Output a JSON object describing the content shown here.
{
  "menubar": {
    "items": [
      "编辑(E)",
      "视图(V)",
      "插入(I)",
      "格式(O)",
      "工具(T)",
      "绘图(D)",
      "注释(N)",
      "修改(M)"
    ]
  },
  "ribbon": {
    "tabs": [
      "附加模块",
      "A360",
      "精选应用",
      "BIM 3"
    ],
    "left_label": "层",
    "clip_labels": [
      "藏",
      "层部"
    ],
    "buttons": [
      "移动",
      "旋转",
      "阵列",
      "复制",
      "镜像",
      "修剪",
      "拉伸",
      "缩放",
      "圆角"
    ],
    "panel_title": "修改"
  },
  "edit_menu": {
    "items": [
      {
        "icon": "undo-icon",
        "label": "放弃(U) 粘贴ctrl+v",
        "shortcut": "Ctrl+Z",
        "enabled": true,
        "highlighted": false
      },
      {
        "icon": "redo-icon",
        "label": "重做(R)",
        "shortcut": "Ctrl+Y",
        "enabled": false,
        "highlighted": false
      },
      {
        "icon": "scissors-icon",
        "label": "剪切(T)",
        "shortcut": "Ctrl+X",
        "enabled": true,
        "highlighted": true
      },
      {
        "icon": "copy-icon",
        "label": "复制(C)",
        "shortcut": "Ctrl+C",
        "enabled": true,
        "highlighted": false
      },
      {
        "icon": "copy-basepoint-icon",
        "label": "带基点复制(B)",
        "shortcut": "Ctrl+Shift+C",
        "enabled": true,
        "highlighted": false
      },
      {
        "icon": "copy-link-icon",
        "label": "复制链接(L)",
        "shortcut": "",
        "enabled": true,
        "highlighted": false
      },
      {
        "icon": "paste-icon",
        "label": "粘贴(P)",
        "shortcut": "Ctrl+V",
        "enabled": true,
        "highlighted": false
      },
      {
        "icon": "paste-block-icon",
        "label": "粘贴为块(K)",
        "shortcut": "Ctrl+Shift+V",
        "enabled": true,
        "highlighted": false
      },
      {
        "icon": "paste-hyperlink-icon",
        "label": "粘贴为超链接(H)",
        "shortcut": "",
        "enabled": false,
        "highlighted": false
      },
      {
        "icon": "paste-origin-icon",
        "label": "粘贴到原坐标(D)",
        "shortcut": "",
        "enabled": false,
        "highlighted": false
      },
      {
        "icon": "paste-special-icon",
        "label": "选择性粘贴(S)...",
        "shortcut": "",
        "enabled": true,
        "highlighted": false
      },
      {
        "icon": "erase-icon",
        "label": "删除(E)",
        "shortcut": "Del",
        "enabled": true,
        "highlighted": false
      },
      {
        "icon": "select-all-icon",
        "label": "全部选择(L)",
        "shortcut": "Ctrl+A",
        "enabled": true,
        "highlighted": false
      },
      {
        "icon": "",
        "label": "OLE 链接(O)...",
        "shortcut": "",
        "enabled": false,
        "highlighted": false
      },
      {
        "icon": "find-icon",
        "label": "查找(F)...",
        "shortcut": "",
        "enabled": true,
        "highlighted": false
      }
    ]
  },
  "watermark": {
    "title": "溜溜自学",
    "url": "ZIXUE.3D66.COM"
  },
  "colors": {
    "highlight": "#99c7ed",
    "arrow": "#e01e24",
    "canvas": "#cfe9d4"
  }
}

—————

• **Given task**
Repeat all of the records above exactly as they appear.

• **Response**
Output a JSON object describing the content shown here.
{
  "menubar": {
    "items": [
      "编辑(E)",
      "视图(V)",
      "插入(I)",
      "格式(O)",
      "工具(T)",
      "绘图(D)",
      "注释(N)",
      "修改(M)"
    ]
  },
  "ribbon": {
    "tabs": [
      "附加模块",
      "A360",
      "精选应用",
      "BIM 3"
    ],
    "left_label": "层",
    "clip_labels": [
      "藏",
      "层部"
    ],
    "buttons": [
      "移动",
      "旋转",
      "阵列",
      "复制",
      "镜像",
      "修剪",
      "拉伸",
      "缩放",
      "圆角"
    ],
    "panel_title": "修改"
  },
  "edit_menu": {
    "items": [
      {
        "icon": "undo-icon",
        "label": "放弃(U) 粘贴ctrl+v",
        "shortcut": "Ctrl+Z",
        "enabled": true,
        "highlighted": false
      },
      {
        "icon": "redo-icon",
        "label": "重做(R)",
        "shortcut": "Ctrl+Y",
        "enabled": false,
        "highlighted": false
      },
      {
        "icon": "scissors-icon",
        "label": "剪切(T)",
        "shortcut": "Ctrl+X",
        "enabled": true,
        "highlighted": true
      },
      {
        "icon": "copy-icon",
        "label": "复制(C)",
        "shortcut": "Ctrl+C",
        "enabled": true,
        "highlighted": false
      },
      {
        "icon": "copy-basepoint-icon",
        "label": "带基点复制(B)",
        "shortcut": "Ctrl+Shift+C",
        "enabled": true,
        "highlighted": false
      },
      {
        "icon": "copy-link-icon",
        "label": "复制链接(L)",
        "shortcut": "",
        "enabled": true,
        "highlighted": false
      },
      {
        "icon": "paste-icon",
        "label": "粘贴(P)",
        "shortcut": "Ctrl+V",
        "enabled": true,
        "highlighted": false
      },
      {
        "icon": "paste-block-icon",
        "label": "粘贴为块(K)",
        "shortcut": "Ctrl+Shift+V",
        "enabled": true,
        "highlighted": false
      },
      {
        "icon": "paste-hyperlink-icon",
        "label": "粘贴为超链接(H)",
        "shortcut": "",
        "enabled": false,
        "highlighted": false
      },
      {
        "icon": "paste-origin-icon",
        "label": "粘贴到原坐标(D)",
        "shortcut": "",
        "enabled": false,
        "highlighted": false
      },
      {
        "icon": "paste-special-icon",
        "label": "选择性粘贴(S)...",
        "shortcut": "",
        "enabled": true,
        "highlighted": false
      },
      {
        "icon": "erase-icon",
        "label": "删除(E)",
        "shortcut": "Del",
        "enabled": true,
        "highlighted": false
      },
      {
        "icon": "select-all-icon",
        "label": "全部选择(L)",
        "shortcut": "Ctrl+A",
        "enabled": true,
        "highlighted": false
      },
      {
        "icon": "",
        "label": "OLE 链接(O)...",
        "shortcut": "",
        "enabled": false,
        "highlighted": false
      },
      {
        "icon": "find-icon",
        "label": "查找(F)...",
        "shortcut": "",
        "enabled": true,
        "highlighted": false
      }
    ]
  },
  "watermark": {
    "title": "溜溜自学",
    "url": "ZIXUE.3D66.COM"
  },
  "colors": {
    "highlight": "#99c7ed",
    "arrow": "#e01e24",
    "canvas": "#cfe9d4"
  }
}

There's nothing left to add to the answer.